*Excerpted data*
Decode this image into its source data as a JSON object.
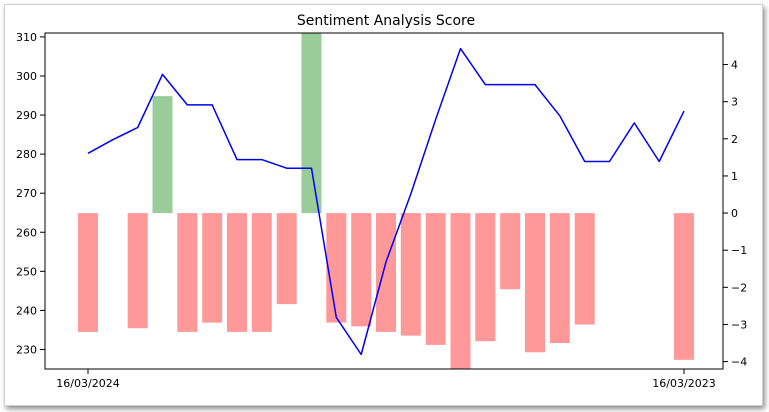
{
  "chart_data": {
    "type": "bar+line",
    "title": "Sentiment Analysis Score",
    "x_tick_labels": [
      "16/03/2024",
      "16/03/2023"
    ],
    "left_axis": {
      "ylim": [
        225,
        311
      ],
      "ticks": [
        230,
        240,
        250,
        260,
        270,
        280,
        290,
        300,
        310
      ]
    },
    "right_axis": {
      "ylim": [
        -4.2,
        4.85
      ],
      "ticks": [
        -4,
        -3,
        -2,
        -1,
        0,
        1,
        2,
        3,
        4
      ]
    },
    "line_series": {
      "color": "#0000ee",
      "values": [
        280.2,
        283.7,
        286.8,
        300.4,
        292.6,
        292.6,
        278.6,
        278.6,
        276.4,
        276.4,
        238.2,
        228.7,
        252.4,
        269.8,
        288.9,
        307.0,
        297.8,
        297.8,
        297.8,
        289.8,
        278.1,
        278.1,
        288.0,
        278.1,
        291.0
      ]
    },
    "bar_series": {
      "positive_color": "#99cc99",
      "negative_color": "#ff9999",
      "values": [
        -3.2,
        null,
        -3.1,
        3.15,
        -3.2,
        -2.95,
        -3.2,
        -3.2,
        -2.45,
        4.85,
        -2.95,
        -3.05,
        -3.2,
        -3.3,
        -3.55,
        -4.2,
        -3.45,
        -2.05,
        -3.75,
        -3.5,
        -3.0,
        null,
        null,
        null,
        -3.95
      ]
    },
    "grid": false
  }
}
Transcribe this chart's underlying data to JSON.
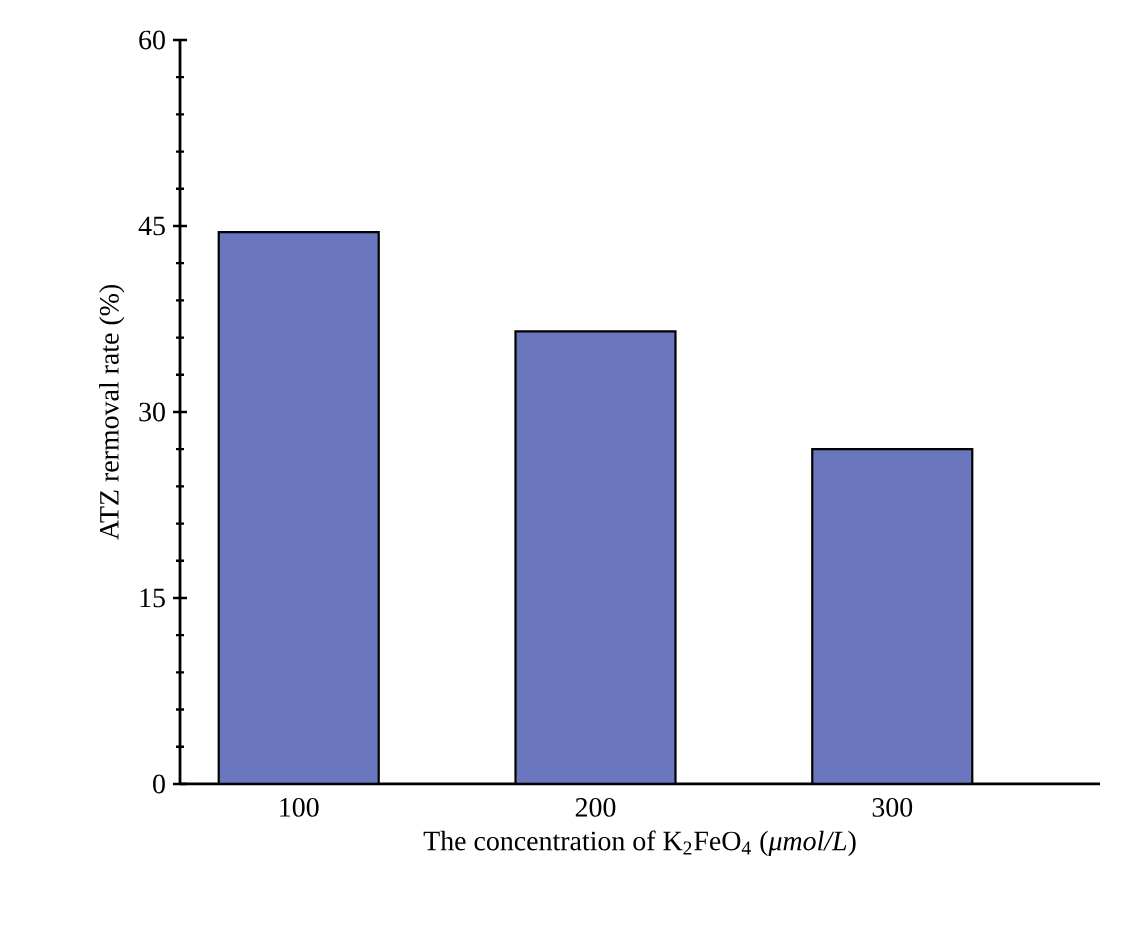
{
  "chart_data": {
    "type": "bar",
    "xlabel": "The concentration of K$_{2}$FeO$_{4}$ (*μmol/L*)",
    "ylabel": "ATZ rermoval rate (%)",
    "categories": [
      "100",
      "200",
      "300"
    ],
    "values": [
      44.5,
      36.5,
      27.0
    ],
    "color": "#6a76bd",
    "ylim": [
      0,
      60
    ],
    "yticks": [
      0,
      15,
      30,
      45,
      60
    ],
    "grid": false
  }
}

*Exercise prompt*
Take the records above and transcribe them exactly, dropping every picture.

*The solution*
Decode this image into its source data as a JSON object.
{
  "chart_data": {
    "type": "bar+line",
    "title": "Sentiment Analysis Score",
    "x_tick_labels": [
      "16/03/2024",
      "16/03/2023"
    ],
    "left_axis": {
      "ylim": [
        225,
        311
      ],
      "ticks": [
        230,
        240,
        250,
        260,
        270,
        280,
        290,
        300,
        310
      ]
    },
    "right_axis": {
      "ylim": [
        -4.2,
        4.85
      ],
      "ticks": [
        -4,
        -3,
        -2,
        -1,
        0,
        1,
        2,
        3,
        4
      ]
    },
    "line_series": {
      "color": "#0000ee",
      "values": [
        280.2,
        283.7,
        286.8,
        300.4,
        292.6,
        292.6,
        278.6,
        278.6,
        276.4,
        276.4,
        238.2,
        228.7,
        252.4,
        269.8,
        288.9,
        307.0,
        297.8,
        297.8,
        297.8,
        289.8,
        278.1,
        278.1,
        288.0,
        278.1,
        291.0
      ]
    },
    "bar_series": {
      "positive_color": "#99cc99",
      "negative_color": "#ff9999",
      "values": [
        -3.2,
        null,
        -3.1,
        3.15,
        -3.2,
        -2.95,
        -3.2,
        -3.2,
        -2.45,
        4.85,
        -2.95,
        -3.05,
        -3.2,
        -3.3,
        -3.55,
        -4.2,
        -3.45,
        -2.05,
        -3.75,
        -3.5,
        -3.0,
        null,
        null,
        null,
        -3.95
      ]
    },
    "grid": false
  }
}
Transcribe this chart's underlying data to JSON.
{
  "chart_data": {
    "type": "bar",
    "xlabel": "The concentration of K$_{2}$FeO$_{4}$ (*μmol/L*)",
    "ylabel": "ATZ rermoval rate (%)",
    "categories": [
      "100",
      "200",
      "300"
    ],
    "values": [
      44.5,
      36.5,
      27.0
    ],
    "color": "#6a76bd",
    "ylim": [
      0,
      60
    ],
    "yticks": [
      0,
      15,
      30,
      45,
      60
    ],
    "grid": false
  }
}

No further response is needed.